- **DO THIS**:
Make an exact copy of all the data.

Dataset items
** start **

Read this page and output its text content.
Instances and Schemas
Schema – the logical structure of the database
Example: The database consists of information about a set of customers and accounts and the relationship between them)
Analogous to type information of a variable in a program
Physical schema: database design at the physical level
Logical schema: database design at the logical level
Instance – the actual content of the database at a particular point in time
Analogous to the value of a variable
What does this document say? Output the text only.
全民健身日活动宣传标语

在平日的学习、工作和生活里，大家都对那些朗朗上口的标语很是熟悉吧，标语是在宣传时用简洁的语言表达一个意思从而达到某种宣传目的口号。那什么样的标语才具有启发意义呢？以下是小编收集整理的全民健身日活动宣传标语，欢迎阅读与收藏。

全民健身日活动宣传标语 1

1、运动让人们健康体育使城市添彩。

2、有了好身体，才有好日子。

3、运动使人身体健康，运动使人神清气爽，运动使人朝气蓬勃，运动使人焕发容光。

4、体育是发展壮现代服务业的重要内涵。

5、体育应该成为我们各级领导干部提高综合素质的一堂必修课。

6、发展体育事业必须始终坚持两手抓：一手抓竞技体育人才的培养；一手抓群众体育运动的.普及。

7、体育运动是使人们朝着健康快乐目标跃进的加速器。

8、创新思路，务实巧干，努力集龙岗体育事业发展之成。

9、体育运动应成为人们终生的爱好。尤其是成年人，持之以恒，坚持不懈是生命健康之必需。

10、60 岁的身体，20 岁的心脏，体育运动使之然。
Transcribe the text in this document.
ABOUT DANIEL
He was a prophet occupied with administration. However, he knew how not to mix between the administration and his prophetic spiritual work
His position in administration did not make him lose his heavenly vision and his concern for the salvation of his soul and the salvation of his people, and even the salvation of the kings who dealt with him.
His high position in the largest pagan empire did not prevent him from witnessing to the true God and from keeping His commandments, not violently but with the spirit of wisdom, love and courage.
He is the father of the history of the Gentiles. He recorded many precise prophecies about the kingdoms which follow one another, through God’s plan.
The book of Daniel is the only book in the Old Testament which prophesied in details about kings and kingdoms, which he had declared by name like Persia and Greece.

** end **

- **ANSWER BELOW**:
Read this page and output its text content.
Instances and Schemas
Schema – the logical structure of the database
Example: The database consists of information about a set of customers and accounts and the relationship between them)
Analogous to type information of a variable in a program
Physical schema: database design at the physical level
Logical schema: database design at the logical level
Instance – the actual content of the database at a particular point in time
Analogous to the value of a variable
What does this document say? Output the text only.
全民健身日活动宣传标语

在平日的学习、工作和生活里，大家都对那些朗朗上口的标语很是熟悉吧，标语是在宣传时用简洁的语言表达一个意思从而达到某种宣传目的口号。那什么样的标语才具有启发意义呢？以下是小编收集整理的全民健身日活动宣传标语，欢迎阅读与收藏。

全民健身日活动宣传标语 1

1、运动让人们健康体育使城市添彩。

2、有了好身体，才有好日子。

3、运动使人身体健康，运动使人神清气爽，运动使人朝气蓬勃，运动使人焕发容光。

4、体育是发展壮现代服务业的重要内涵。

5、体育应该成为我们各级领导干部提高综合素质的一堂必修课。

6、发展体育事业必须始终坚持两手抓：一手抓竞技体育人才的培养；一手抓群众体育运动的.普及。

7、体育运动是使人们朝着健康快乐目标跃进的加速器。

8、创新思路，务实巧干，努力集龙岗体育事业发展之成。

9、体育运动应成为人们终生的爱好。尤其是成年人，持之以恒，坚持不懈是生命健康之必需。

10、60 岁的身体，20 岁的心脏，体育运动使之然。
Transcribe the text in this document.
ABOUT DANIEL
He was a prophet occupied with administration. However, he knew how not to mix between the administration and his prophetic spiritual work
His position in administration did not make him lose his heavenly vision and his concern for the salvation of his soul and the salvation of his people, and even the salvation of the kings who dealt with him.
His high position in the largest pagan empire did not prevent him from witnessing to the true God and from keeping His commandments, not violently but with the spirit of wisdom, love and courage.
He is the father of the history of the Gentiles. He recorded many precise prophecies about the kingdoms which follow one another, through God’s plan.
The book of Daniel is the only book in the Old Testament which prophesied in details about kings and kingdoms, which he had declared by name like Persia and Greece.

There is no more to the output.